## What is being asked
Return a copy of every line in the data below that contains "Minor".
** Data supplied follows **
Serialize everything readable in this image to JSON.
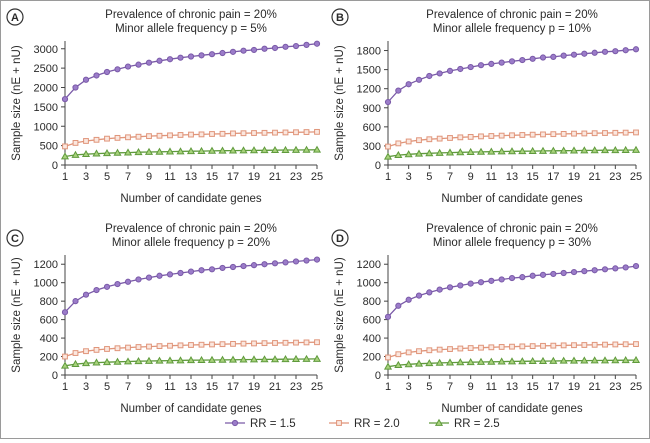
{
  "chart_data": [
    {
      "type": "line",
      "panel_label": "A",
      "title": "Prevalence of chronic pain = 20%",
      "subtitle": "Minor allele frequency p = 5%",
      "xlabel": "Number of candidate genes",
      "ylabel": "Sample size (nE + nU)",
      "ylim": [
        0,
        3200
      ],
      "yticks": [
        0,
        500,
        1000,
        1500,
        2000,
        2500,
        3000
      ],
      "xticks": [
        1,
        3,
        5,
        7,
        9,
        11,
        13,
        15,
        17,
        19,
        21,
        23,
        25
      ],
      "x": [
        1,
        2,
        3,
        4,
        5,
        6,
        7,
        8,
        9,
        10,
        11,
        12,
        13,
        14,
        15,
        16,
        17,
        18,
        19,
        20,
        21,
        22,
        23,
        24,
        25
      ],
      "series": [
        {
          "name": "RR = 1.5",
          "values": [
            1700,
            2000,
            2200,
            2310,
            2400,
            2470,
            2540,
            2590,
            2640,
            2690,
            2730,
            2770,
            2800,
            2830,
            2860,
            2890,
            2920,
            2950,
            2970,
            3000,
            3020,
            3050,
            3070,
            3100,
            3130
          ]
        },
        {
          "name": "RR = 2.0",
          "values": [
            480,
            570,
            620,
            650,
            680,
            700,
            715,
            730,
            745,
            755,
            765,
            775,
            785,
            790,
            800,
            805,
            815,
            820,
            825,
            830,
            835,
            840,
            845,
            850,
            855
          ]
        },
        {
          "name": "RR = 2.5",
          "values": [
            220,
            260,
            280,
            295,
            305,
            315,
            320,
            330,
            335,
            340,
            345,
            350,
            355,
            360,
            365,
            368,
            372,
            375,
            378,
            380,
            383,
            386,
            388,
            390,
            393
          ]
        }
      ]
    },
    {
      "type": "line",
      "panel_label": "B",
      "title": "Prevalence of chronic pain = 20%",
      "subtitle": "Minor allele frequency p = 10%",
      "xlabel": "Number of candidate genes",
      "ylabel": "Sample size (nE + nU)",
      "ylim": [
        0,
        1950
      ],
      "yticks": [
        0,
        300,
        600,
        900,
        1200,
        1500,
        1800
      ],
      "xticks": [
        1,
        3,
        5,
        7,
        9,
        11,
        13,
        15,
        17,
        19,
        21,
        23,
        25
      ],
      "x": [
        1,
        2,
        3,
        4,
        5,
        6,
        7,
        8,
        9,
        10,
        11,
        12,
        13,
        14,
        15,
        16,
        17,
        18,
        19,
        20,
        21,
        22,
        23,
        24,
        25
      ],
      "series": [
        {
          "name": "RR = 1.5",
          "values": [
            990,
            1170,
            1270,
            1340,
            1400,
            1440,
            1480,
            1510,
            1540,
            1570,
            1590,
            1610,
            1630,
            1650,
            1670,
            1690,
            1700,
            1720,
            1735,
            1750,
            1765,
            1780,
            1790,
            1805,
            1820
          ]
        },
        {
          "name": "RR = 2.0",
          "values": [
            290,
            340,
            370,
            390,
            405,
            415,
            425,
            435,
            442,
            450,
            456,
            462,
            467,
            472,
            477,
            481,
            485,
            489,
            493,
            496,
            500,
            503,
            506,
            509,
            512
          ]
        },
        {
          "name": "RR = 2.5",
          "values": [
            130,
            155,
            168,
            177,
            184,
            190,
            195,
            199,
            203,
            206,
            209,
            212,
            215,
            217,
            219,
            221,
            223,
            225,
            227,
            229,
            230,
            232,
            233,
            235,
            236
          ]
        }
      ]
    },
    {
      "type": "line",
      "panel_label": "C",
      "title": "Prevalence of chronic pain = 20%",
      "subtitle": "Minor allele frequency p = 20%",
      "xlabel": "Number of candidate genes",
      "ylabel": "Sample size (nE + nU)",
      "ylim": [
        0,
        1300
      ],
      "yticks": [
        0,
        200,
        400,
        600,
        800,
        1000,
        1200
      ],
      "xticks": [
        1,
        3,
        5,
        7,
        9,
        11,
        13,
        15,
        17,
        19,
        21,
        23,
        25
      ],
      "x": [
        1,
        2,
        3,
        4,
        5,
        6,
        7,
        8,
        9,
        10,
        11,
        12,
        13,
        14,
        15,
        16,
        17,
        18,
        19,
        20,
        21,
        22,
        23,
        24,
        25
      ],
      "series": [
        {
          "name": "RR = 1.5",
          "values": [
            680,
            800,
            870,
            920,
            955,
            985,
            1010,
            1035,
            1055,
            1075,
            1090,
            1105,
            1120,
            1135,
            1145,
            1160,
            1170,
            1180,
            1190,
            1200,
            1210,
            1220,
            1230,
            1240,
            1250
          ]
        },
        {
          "name": "RR = 2.0",
          "values": [
            200,
            238,
            258,
            272,
            282,
            290,
            297,
            303,
            308,
            313,
            317,
            321,
            325,
            328,
            331,
            334,
            337,
            340,
            342,
            345,
            347,
            349,
            351,
            353,
            355
          ]
        },
        {
          "name": "RR = 2.5",
          "values": [
            100,
            118,
            128,
            134,
            139,
            143,
            146,
            149,
            152,
            154,
            156,
            158,
            160,
            161,
            163,
            164,
            165,
            167,
            168,
            169,
            170,
            171,
            172,
            173,
            174
          ]
        }
      ]
    },
    {
      "type": "line",
      "panel_label": "D",
      "title": "Prevalence of chronic pain = 20%",
      "subtitle": "Minor allele frequency p = 30%",
      "xlabel": "Number of candidate genes",
      "ylabel": "Sample size (nE + nU)",
      "ylim": [
        0,
        1300
      ],
      "yticks": [
        0,
        200,
        400,
        600,
        800,
        1000,
        1200
      ],
      "xticks": [
        1,
        3,
        5,
        7,
        9,
        11,
        13,
        15,
        17,
        19,
        21,
        23,
        25
      ],
      "x": [
        1,
        2,
        3,
        4,
        5,
        6,
        7,
        8,
        9,
        10,
        11,
        12,
        13,
        14,
        15,
        16,
        17,
        18,
        19,
        20,
        21,
        22,
        23,
        24,
        25
      ],
      "series": [
        {
          "name": "RR = 1.5",
          "values": [
            630,
            750,
            815,
            860,
            895,
            925,
            950,
            970,
            990,
            1005,
            1020,
            1035,
            1050,
            1060,
            1075,
            1085,
            1095,
            1105,
            1115,
            1125,
            1135,
            1145,
            1155,
            1165,
            1180
          ]
        },
        {
          "name": "RR = 2.0",
          "values": [
            190,
            225,
            245,
            258,
            268,
            275,
            281,
            287,
            292,
            296,
            300,
            304,
            307,
            310,
            313,
            316,
            318,
            321,
            323,
            325,
            327,
            329,
            331,
            333,
            335
          ]
        },
        {
          "name": "RR = 2.5",
          "values": [
            90,
            107,
            116,
            122,
            127,
            131,
            134,
            137,
            139,
            141,
            143,
            145,
            147,
            148,
            150,
            151,
            152,
            154,
            155,
            156,
            157,
            158,
            159,
            160,
            161
          ]
        }
      ]
    }
  ],
  "series_styles": [
    {
      "name": "RR = 1.5",
      "color": "#7a5aa8",
      "fill": "#9b7cc9",
      "marker": "circle"
    },
    {
      "name": "RR = 2.0",
      "color": "#e0957a",
      "fill": "#fbe7df",
      "marker": "square"
    },
    {
      "name": "RR = 2.5",
      "color": "#5f9a3c",
      "fill": "#a8d27c",
      "marker": "triangle"
    }
  ],
  "legend": {
    "position": "bottom-right",
    "items": [
      "RR = 1.5",
      "RR = 2.0",
      "RR = 2.5"
    ]
  },
  "axis_color": "#444444"
}
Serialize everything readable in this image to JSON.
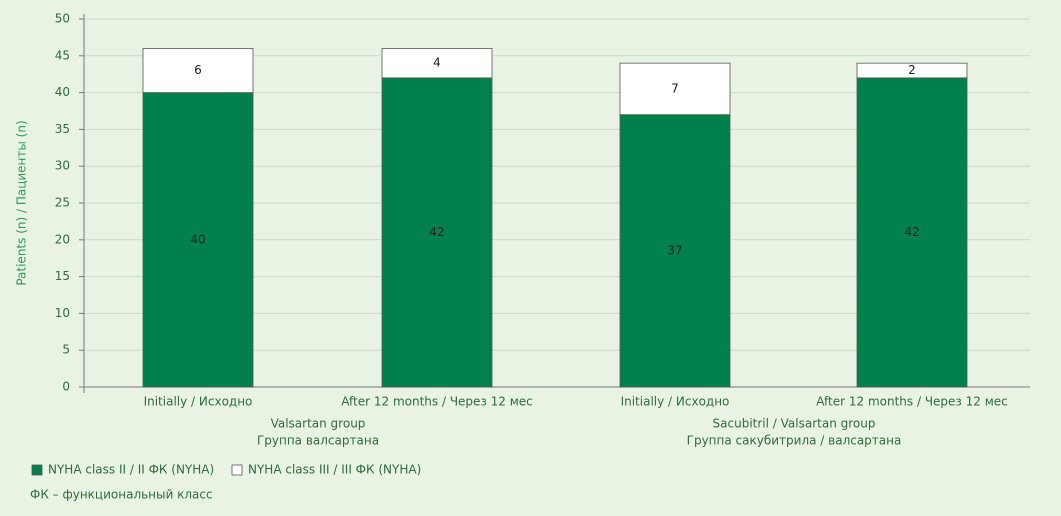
** End of Data supplied **
## Result below
      "subtitle": "Minor allele frequency p = 5%",
      "subtitle": "Minor allele frequency p = 10%",
      "subtitle": "Minor allele frequency p = 20%",
      "subtitle": "Minor allele frequency p = 30%",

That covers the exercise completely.